§ **TASKS TO COMPLETE**:
a. In the forum thread, how many test cases does vineetpaliwal's example say a submission made during the contest is run on?
b. Please say whether each statement agrees with the forum thread, answering yes or no and quoting the deciding words: (i) betlista calls the idea simple and fair. (ii) The first poster got both AC and TLE with the same code on one problem. (iii) In vineetpaliwal's example, the score for all 15 test cases is shown during the contest.

§ **SUPPLIED PASSAGE**:
>>>>

Those were very good challenge problems as well. And I also wonder what if it would suddenly TLE on the new testdata (or maybe suddenly be wrong). Than I would score zero points? Don’t like that idea much, this problem for example I had AC and TLE for the same code, so changing the data may put it even more at risk.

betlista · August 15, 2013, 1:14am

great idea: simple and fair

and it can be used for regular problems as well and tricks to find which input your program is failing on are useless (but it will be very bad if there is wrong format in input file)

vineetpaliwal · August 15, 2013, 1:20am

@samjay : Suppose there are 10 final test case and 5 contest time test cases , then when you submit during contest it is run on all 15 test cases but you are shown score of only 5 test cases while at the end of contest it will change to score of other 10 test cases . You will not a correct answer verdict during contest if your code gave “Wrong Answer” or “TLE” or “RE” or some other problem occured .

<<<<

§ **PROVIDED MATERIAL**:
>>>>

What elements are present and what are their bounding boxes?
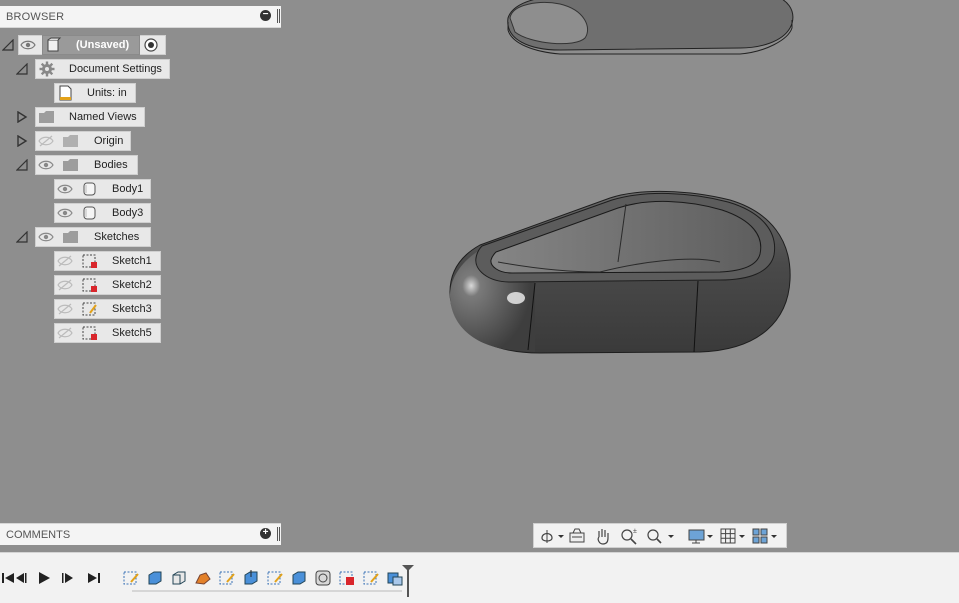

<<<<

§ **RESULTS OF THE TASKS**:
a. All 15 test cases.

b.
(i) Yes: "great idea: simple and fair"
(ii) Yes: "I had AC and TLE for the same code"
(iii) No: "you are shown score of only 5 test cases"